Wherever the word "catalina" turns up in a line of the entries, copy that line.

start Records supplied

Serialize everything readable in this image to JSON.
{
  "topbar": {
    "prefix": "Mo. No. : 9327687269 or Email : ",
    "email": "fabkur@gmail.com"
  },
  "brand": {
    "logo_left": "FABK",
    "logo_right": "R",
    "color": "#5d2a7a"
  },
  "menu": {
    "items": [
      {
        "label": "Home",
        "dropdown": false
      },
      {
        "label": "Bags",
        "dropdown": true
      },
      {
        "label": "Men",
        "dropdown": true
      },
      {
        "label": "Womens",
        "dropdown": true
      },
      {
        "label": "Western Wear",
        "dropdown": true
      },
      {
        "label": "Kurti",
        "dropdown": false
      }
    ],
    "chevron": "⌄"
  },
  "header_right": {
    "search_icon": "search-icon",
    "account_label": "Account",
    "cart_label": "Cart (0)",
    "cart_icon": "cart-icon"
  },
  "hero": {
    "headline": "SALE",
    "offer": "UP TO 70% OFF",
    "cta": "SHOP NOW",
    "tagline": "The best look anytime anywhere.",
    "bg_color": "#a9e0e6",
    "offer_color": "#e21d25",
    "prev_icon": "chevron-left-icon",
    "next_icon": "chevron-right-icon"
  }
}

end Records supplied
start Records supplied

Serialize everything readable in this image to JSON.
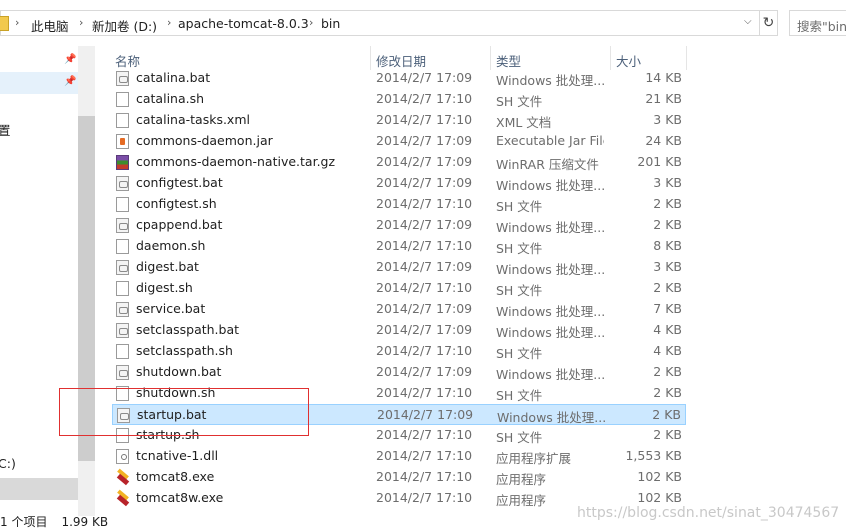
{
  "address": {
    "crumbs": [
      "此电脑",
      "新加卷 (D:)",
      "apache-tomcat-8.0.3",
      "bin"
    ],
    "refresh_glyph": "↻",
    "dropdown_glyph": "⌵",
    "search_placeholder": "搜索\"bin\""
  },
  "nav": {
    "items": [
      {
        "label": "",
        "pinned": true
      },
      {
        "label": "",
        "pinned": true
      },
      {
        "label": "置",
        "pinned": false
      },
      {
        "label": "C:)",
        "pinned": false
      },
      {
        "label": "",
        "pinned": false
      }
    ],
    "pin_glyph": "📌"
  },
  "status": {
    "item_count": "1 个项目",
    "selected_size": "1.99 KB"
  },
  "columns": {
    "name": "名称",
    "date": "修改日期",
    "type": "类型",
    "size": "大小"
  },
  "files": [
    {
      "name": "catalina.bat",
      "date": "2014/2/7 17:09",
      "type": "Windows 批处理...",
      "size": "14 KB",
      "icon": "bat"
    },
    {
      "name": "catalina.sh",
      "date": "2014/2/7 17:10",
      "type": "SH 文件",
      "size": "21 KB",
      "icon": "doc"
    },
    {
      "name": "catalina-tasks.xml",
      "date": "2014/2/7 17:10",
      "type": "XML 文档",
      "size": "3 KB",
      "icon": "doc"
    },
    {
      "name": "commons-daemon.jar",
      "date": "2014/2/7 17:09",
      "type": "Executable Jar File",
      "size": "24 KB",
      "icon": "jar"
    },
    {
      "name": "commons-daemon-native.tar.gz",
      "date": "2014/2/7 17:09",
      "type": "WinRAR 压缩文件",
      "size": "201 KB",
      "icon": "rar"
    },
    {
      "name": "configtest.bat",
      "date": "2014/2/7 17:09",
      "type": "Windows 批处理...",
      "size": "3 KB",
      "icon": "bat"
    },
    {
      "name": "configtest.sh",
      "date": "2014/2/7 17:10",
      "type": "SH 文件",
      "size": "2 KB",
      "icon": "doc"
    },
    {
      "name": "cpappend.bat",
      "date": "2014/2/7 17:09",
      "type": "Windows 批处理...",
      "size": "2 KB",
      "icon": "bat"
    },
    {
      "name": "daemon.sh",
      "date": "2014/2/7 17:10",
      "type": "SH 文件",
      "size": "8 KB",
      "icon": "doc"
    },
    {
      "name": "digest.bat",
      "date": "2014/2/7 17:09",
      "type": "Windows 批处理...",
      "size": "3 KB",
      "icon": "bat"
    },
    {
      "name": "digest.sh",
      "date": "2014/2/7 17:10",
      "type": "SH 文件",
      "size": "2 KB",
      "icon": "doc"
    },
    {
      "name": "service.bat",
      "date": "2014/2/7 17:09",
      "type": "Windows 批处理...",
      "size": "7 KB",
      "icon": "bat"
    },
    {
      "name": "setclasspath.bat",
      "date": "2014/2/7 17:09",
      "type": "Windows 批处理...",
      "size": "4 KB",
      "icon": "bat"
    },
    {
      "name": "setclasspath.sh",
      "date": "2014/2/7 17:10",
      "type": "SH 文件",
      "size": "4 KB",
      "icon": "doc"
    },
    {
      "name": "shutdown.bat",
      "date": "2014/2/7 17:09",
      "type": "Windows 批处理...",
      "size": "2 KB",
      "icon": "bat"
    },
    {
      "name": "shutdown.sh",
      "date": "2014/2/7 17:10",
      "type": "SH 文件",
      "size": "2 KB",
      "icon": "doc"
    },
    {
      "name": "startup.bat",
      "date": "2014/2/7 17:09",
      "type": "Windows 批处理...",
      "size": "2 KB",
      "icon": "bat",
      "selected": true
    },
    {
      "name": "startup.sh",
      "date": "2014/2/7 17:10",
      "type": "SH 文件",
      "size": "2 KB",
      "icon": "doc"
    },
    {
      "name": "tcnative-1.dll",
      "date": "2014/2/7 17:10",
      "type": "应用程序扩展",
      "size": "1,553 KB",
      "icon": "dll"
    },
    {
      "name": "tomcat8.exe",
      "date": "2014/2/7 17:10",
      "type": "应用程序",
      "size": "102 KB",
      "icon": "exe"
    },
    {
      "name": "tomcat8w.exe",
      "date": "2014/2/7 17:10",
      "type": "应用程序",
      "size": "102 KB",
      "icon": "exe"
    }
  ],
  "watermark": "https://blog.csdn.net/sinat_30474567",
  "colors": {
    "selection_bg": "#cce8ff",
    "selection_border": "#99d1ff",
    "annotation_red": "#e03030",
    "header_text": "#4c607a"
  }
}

end Records supplied

Answer to this task –
      "name": "catalina.bat",
      "name": "catalina.sh",
      "name": "catalina-tasks.xml",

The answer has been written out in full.